*DESCRIPTION OF THE TASK*: Please output the records below in full, exactly as given, but without the images.

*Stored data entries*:
*-*-*

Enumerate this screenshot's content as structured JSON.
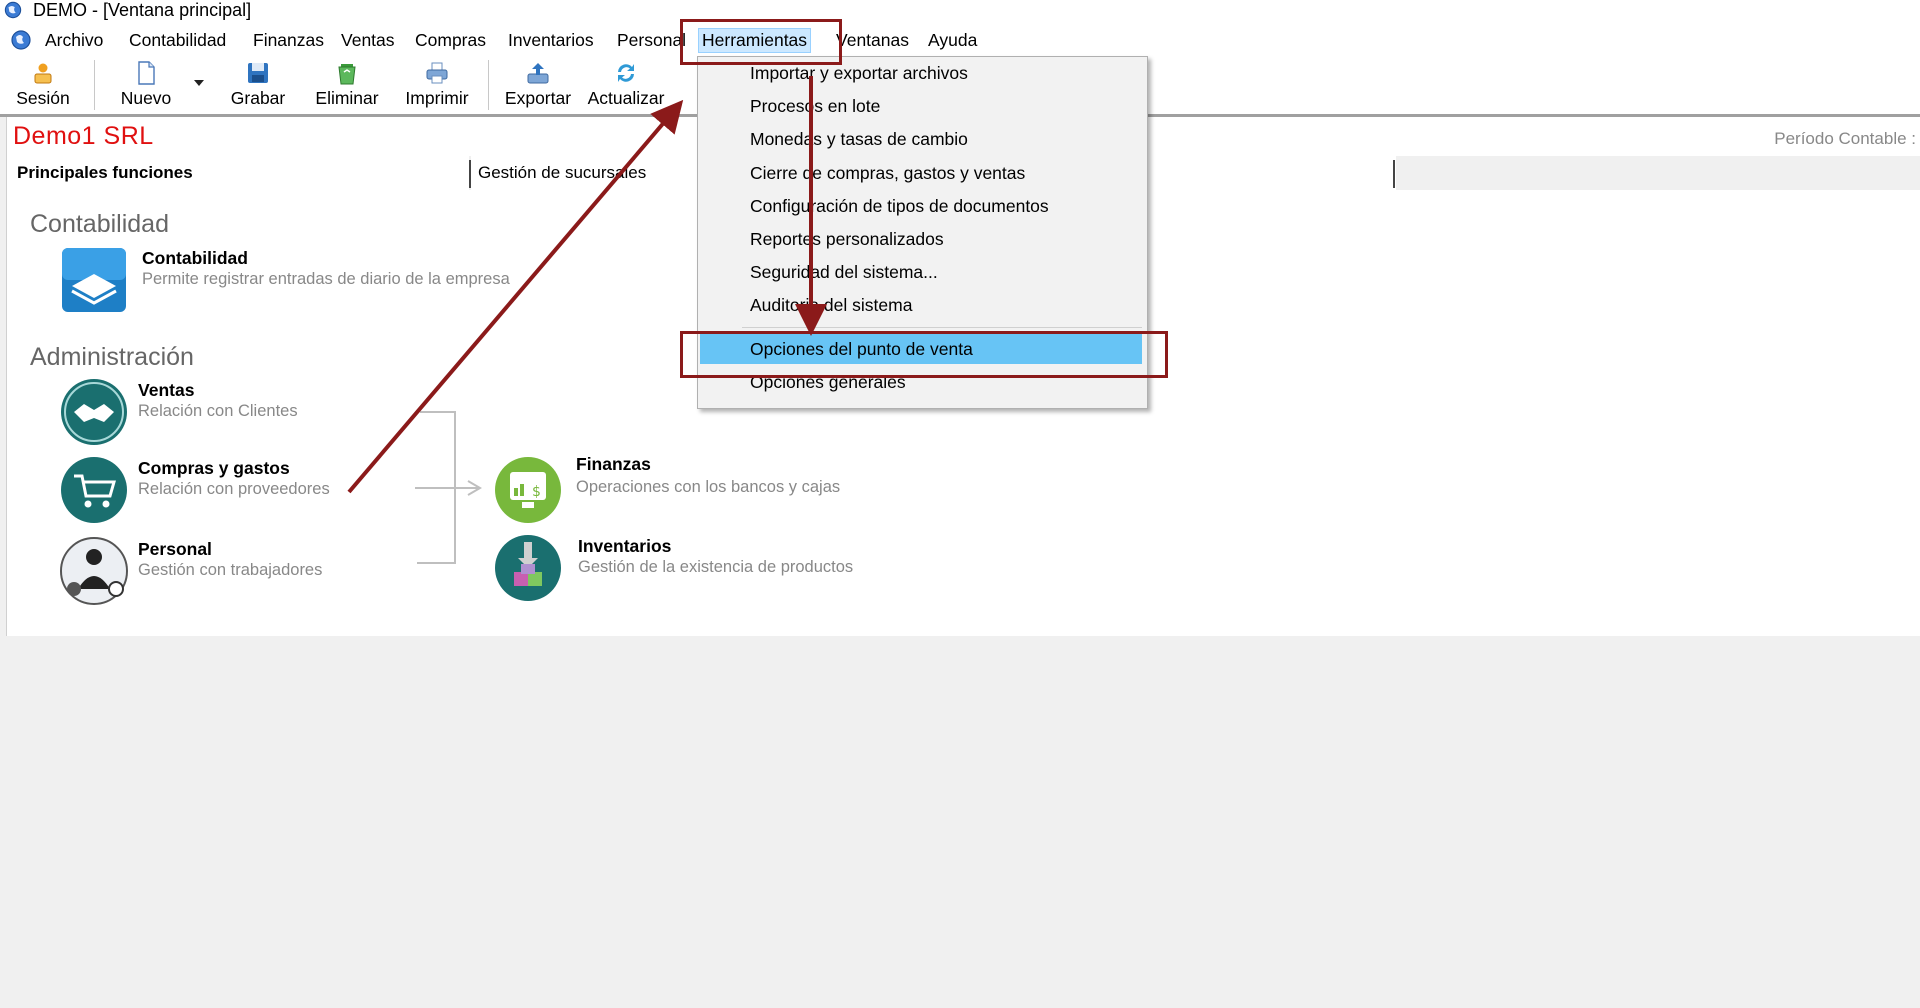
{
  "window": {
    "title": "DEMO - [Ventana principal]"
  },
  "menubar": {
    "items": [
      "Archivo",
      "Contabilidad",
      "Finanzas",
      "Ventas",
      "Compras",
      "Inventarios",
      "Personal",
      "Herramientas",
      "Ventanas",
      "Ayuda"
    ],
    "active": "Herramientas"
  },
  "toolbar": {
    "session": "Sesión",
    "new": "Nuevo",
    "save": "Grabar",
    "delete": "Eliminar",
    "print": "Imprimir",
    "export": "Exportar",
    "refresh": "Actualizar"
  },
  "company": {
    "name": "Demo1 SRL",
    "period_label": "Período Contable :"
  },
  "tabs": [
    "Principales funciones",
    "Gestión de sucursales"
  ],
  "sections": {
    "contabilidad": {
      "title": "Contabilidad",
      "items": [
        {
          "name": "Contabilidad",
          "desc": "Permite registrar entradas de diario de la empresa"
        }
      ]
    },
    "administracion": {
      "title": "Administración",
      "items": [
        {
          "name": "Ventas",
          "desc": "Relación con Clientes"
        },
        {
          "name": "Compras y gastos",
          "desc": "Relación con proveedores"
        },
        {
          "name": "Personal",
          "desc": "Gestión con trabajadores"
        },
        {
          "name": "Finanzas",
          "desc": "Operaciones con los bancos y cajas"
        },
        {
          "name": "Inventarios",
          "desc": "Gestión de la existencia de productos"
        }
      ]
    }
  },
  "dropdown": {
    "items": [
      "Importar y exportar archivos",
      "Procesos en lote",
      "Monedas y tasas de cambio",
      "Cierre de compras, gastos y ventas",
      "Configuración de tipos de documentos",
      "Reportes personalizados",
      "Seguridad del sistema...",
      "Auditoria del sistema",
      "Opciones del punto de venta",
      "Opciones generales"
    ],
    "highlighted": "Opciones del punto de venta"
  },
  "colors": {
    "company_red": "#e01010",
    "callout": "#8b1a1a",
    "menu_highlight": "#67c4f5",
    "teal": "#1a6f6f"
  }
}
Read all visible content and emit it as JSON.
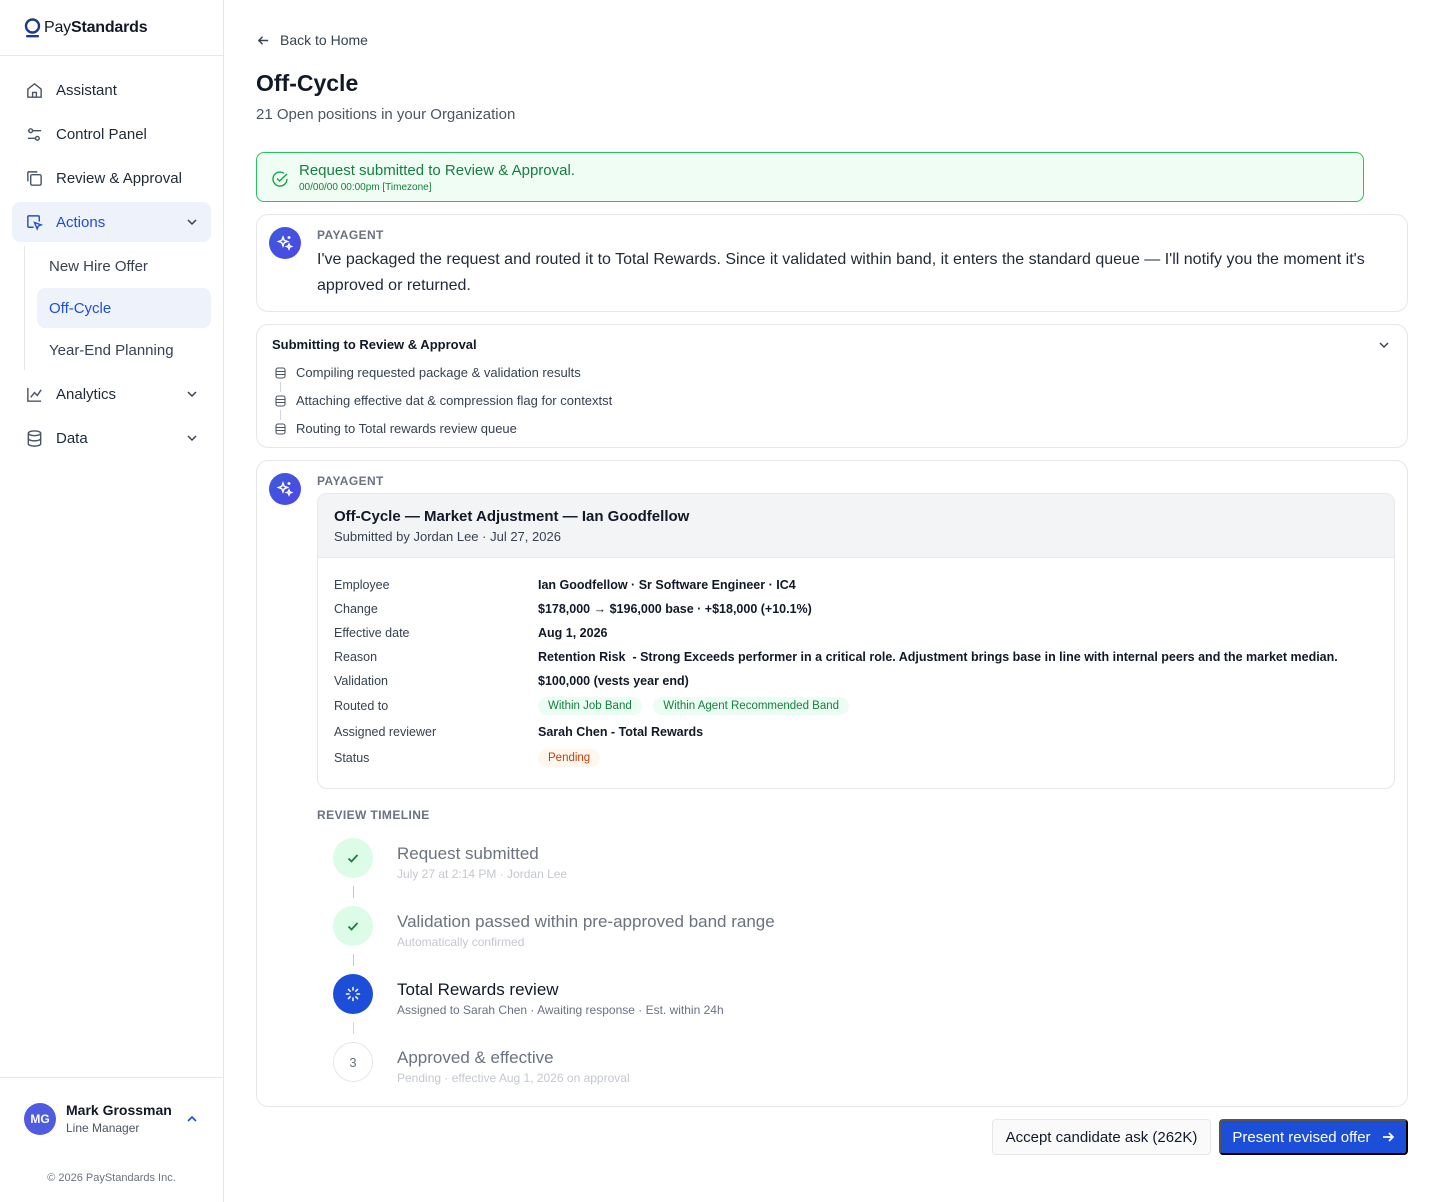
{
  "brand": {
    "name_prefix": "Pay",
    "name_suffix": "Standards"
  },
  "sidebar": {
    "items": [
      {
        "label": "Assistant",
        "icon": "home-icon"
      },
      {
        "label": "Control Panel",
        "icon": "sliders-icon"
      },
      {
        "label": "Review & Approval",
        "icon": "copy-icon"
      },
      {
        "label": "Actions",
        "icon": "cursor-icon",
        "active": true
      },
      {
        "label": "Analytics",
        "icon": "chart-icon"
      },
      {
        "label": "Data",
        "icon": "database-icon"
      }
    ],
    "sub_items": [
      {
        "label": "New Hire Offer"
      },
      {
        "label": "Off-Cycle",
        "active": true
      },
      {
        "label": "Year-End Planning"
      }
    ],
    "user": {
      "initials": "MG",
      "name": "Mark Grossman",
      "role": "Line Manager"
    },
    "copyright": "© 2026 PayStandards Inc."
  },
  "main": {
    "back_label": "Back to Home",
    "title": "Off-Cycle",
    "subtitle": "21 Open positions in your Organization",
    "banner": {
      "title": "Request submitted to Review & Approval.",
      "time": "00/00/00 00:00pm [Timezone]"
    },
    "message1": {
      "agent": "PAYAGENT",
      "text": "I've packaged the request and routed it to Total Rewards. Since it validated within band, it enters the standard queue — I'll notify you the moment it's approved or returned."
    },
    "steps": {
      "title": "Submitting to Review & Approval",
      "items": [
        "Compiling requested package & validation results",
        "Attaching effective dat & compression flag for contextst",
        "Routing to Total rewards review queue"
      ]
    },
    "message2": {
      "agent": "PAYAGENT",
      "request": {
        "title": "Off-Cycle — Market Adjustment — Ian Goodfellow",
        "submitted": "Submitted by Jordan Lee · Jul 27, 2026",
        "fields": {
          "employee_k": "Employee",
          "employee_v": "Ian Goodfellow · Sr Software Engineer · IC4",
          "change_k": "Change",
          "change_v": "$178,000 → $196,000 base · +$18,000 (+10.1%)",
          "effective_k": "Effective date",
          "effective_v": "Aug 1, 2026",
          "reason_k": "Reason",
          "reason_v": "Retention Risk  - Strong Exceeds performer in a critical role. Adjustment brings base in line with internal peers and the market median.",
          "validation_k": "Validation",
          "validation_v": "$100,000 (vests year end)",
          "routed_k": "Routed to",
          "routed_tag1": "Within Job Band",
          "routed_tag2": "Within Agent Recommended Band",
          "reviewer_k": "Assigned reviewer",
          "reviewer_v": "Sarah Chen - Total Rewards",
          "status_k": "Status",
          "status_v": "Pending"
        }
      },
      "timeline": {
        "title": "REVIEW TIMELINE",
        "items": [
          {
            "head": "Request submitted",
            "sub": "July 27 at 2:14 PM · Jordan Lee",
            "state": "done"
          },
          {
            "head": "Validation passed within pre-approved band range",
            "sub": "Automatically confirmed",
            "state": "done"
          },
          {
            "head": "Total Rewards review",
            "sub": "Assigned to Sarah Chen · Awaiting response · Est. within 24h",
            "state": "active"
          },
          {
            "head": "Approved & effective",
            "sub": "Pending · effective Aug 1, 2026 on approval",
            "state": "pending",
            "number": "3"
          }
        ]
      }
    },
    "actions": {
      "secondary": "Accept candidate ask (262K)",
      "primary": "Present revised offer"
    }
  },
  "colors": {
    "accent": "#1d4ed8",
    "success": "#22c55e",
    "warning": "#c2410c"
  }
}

*-*-*

*TASK RESULT*:
Enumerate this screenshot's content as structured JSON.
{
  "window": {
    "title": "DEMO - [Ventana principal]"
  },
  "menubar": {
    "items": [
      "Archivo",
      "Contabilidad",
      "Finanzas",
      "Ventas",
      "Compras",
      "Inventarios",
      "Personal",
      "Herramientas",
      "Ventanas",
      "Ayuda"
    ],
    "active": "Herramientas"
  },
  "toolbar": {
    "session": "Sesión",
    "new": "Nuevo",
    "save": "Grabar",
    "delete": "Eliminar",
    "print": "Imprimir",
    "export": "Exportar",
    "refresh": "Actualizar"
  },
  "company": {
    "name": "Demo1 SRL",
    "period_label": "Período Contable :"
  },
  "tabs": [
    "Principales funciones",
    "Gestión de sucursales"
  ],
  "sections": {
    "contabilidad": {
      "title": "Contabilidad",
      "items": [
        {
          "name": "Contabilidad",
          "desc": "Permite registrar entradas de diario de la empresa"
        }
      ]
    },
    "administracion": {
      "title": "Administración",
      "items": [
        {
          "name": "Ventas",
          "desc": "Relación con Clientes"
        },
        {
          "name": "Compras y gastos",
          "desc": "Relación con proveedores"
        },
        {
          "name": "Personal",
          "desc": "Gestión con trabajadores"
        },
        {
          "name": "Finanzas",
          "desc": "Operaciones con los bancos y cajas"
        },
        {
          "name": "Inventarios",
          "desc": "Gestión de la existencia de productos"
        }
      ]
    }
  },
  "dropdown": {
    "items": [
      "Importar y exportar archivos",
      "Procesos en lote",
      "Monedas y tasas de cambio",
      "Cierre de compras, gastos y ventas",
      "Configuración de tipos de documentos",
      "Reportes personalizados",
      "Seguridad del sistema...",
      "Auditoria del sistema",
      "Opciones del punto de venta",
      "Opciones generales"
    ],
    "highlighted": "Opciones del punto de venta"
  },
  "colors": {
    "company_red": "#e01010",
    "callout": "#8b1a1a",
    "menu_highlight": "#67c4f5",
    "teal": "#1a6f6f"
  }
}
Read all visible content and emit it as JSON.
{
  "brand": {
    "name_prefix": "Pay",
    "name_suffix": "Standards"
  },
  "sidebar": {
    "items": [
      {
        "label": "Assistant",
        "icon": "home-icon"
      },
      {
        "label": "Control Panel",
        "icon": "sliders-icon"
      },
      {
        "label": "Review & Approval",
        "icon": "copy-icon"
      },
      {
        "label": "Actions",
        "icon": "cursor-icon",
        "active": true
      },
      {
        "label": "Analytics",
        "icon": "chart-icon"
      },
      {
        "label": "Data",
        "icon": "database-icon"
      }
    ],
    "sub_items": [
      {
        "label": "New Hire Offer"
      },
      {
        "label": "Off-Cycle",
        "active": true
      },
      {
        "label": "Year-End Planning"
      }
    ],
    "user": {
      "initials": "MG",
      "name": "Mark Grossman",
      "role": "Line Manager"
    },
    "copyright": "© 2026 PayStandards Inc."
  },
  "main": {
    "back_label": "Back to Home",
    "title": "Off-Cycle",
    "subtitle": "21 Open positions in your Organization",
    "banner": {
      "title": "Request submitted to Review & Approval.",
      "time": "00/00/00 00:00pm [Timezone]"
    },
    "message1": {
      "agent": "PAYAGENT",
      "text": "I've packaged the request and routed it to Total Rewards. Since it validated within band, it enters the standard queue — I'll notify you the moment it's approved or returned."
    },
    "steps": {
      "title": "Submitting to Review & Approval",
      "items": [
        "Compiling requested package & validation results",
        "Attaching effective dat & compression flag for contextst",
        "Routing to Total rewards review queue"
      ]
    },
    "message2": {
      "agent": "PAYAGENT",
      "request": {
        "title": "Off-Cycle — Market Adjustment — Ian Goodfellow",
        "submitted": "Submitted by Jordan Lee · Jul 27, 2026",
        "fields": {
          "employee_k": "Employee",
          "employee_v": "Ian Goodfellow · Sr Software Engineer · IC4",
          "change_k": "Change",
          "change_v": "$178,000 → $196,000 base · +$18,000 (+10.1%)",
          "effective_k": "Effective date",
          "effective_v": "Aug 1, 2026",
          "reason_k": "Reason",
          "reason_v": "Retention Risk  - Strong Exceeds performer in a critical role. Adjustment brings base in line with internal peers and the market median.",
          "validation_k": "Validation",
          "validation_v": "$100,000 (vests year end)",
          "routed_k": "Routed to",
          "routed_tag1": "Within Job Band",
          "routed_tag2": "Within Agent Recommended Band",
          "reviewer_k": "Assigned reviewer",
          "reviewer_v": "Sarah Chen - Total Rewards",
          "status_k": "Status",
          "status_v": "Pending"
        }
      },
      "timeline": {
        "title": "REVIEW TIMELINE",
        "items": [
          {
            "head": "Request submitted",
            "sub": "July 27 at 2:14 PM · Jordan Lee",
            "state": "done"
          },
          {
            "head": "Validation passed within pre-approved band range",
            "sub": "Automatically confirmed",
            "state": "done"
          },
          {
            "head": "Total Rewards review",
            "sub": "Assigned to Sarah Chen · Awaiting response · Est. within 24h",
            "state": "active"
          },
          {
            "head": "Approved & effective",
            "sub": "Pending · effective Aug 1, 2026 on approval",
            "state": "pending",
            "number": "3"
          }
        ]
      }
    },
    "actions": {
      "secondary": "Accept candidate ask (262K)",
      "primary": "Present revised offer"
    }
  },
  "colors": {
    "accent": "#1d4ed8",
    "success": "#22c55e",
    "warning": "#c2410c"
  }
}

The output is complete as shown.